Start

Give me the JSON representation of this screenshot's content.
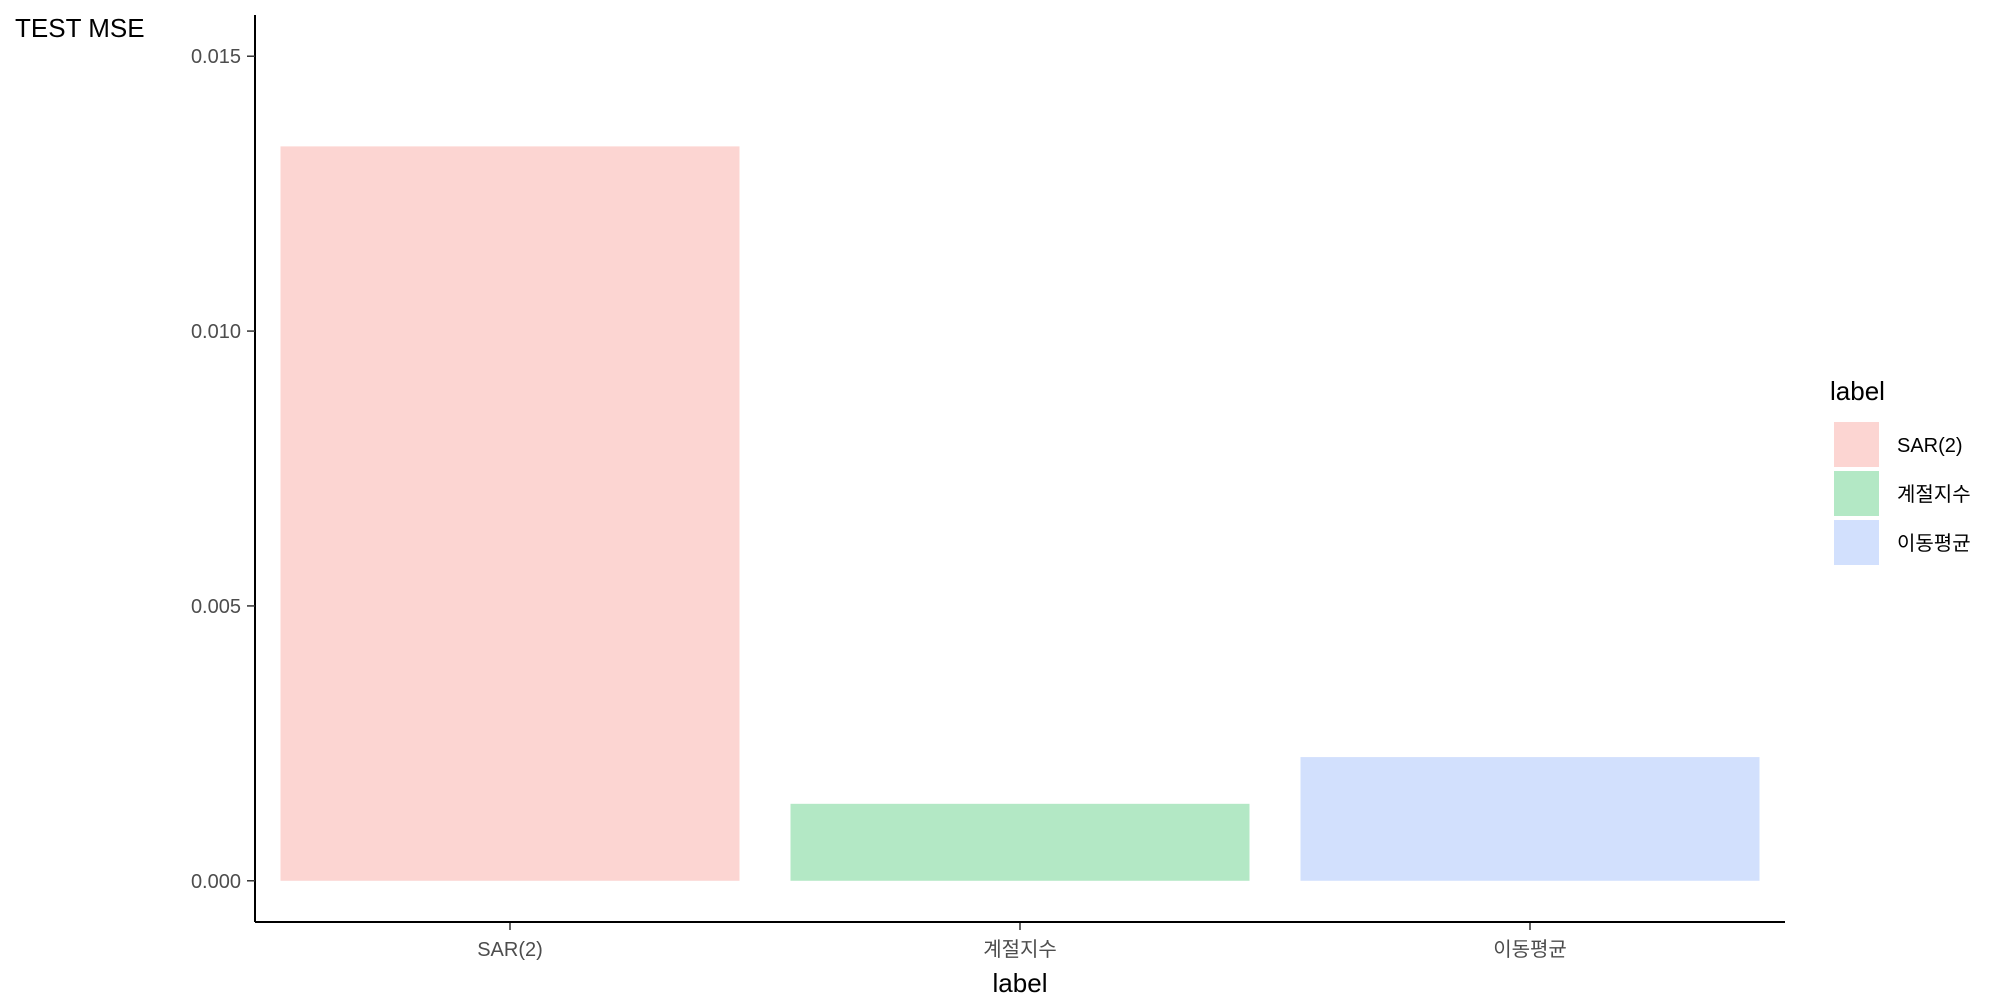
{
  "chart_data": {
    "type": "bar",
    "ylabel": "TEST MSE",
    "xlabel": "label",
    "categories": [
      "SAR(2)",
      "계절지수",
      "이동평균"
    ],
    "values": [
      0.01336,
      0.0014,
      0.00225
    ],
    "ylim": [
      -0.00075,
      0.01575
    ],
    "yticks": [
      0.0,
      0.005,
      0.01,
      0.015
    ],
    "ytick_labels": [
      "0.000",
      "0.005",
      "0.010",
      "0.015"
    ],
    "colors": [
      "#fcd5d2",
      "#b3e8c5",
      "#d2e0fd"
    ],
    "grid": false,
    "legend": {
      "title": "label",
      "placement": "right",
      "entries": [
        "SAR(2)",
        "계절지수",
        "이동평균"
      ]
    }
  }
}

End

GIVEN TASK:
Return the listing above unchanged, apart from dropping its pictures.

FULL RESPONSE:
Give me the JSON representation of this screenshot's content.
{
  "chart_data": {
    "type": "bar",
    "ylabel": "TEST MSE",
    "xlabel": "label",
    "categories": [
      "SAR(2)",
      "계절지수",
      "이동평균"
    ],
    "values": [
      0.01336,
      0.0014,
      0.00225
    ],
    "ylim": [
      -0.00075,
      0.01575
    ],
    "yticks": [
      0.0,
      0.005,
      0.01,
      0.015
    ],
    "ytick_labels": [
      "0.000",
      "0.005",
      "0.010",
      "0.015"
    ],
    "colors": [
      "#fcd5d2",
      "#b3e8c5",
      "#d2e0fd"
    ],
    "grid": false,
    "legend": {
      "title": "label",
      "placement": "right",
      "entries": [
        "SAR(2)",
        "계절지수",
        "이동평균"
      ]
    }
  }
}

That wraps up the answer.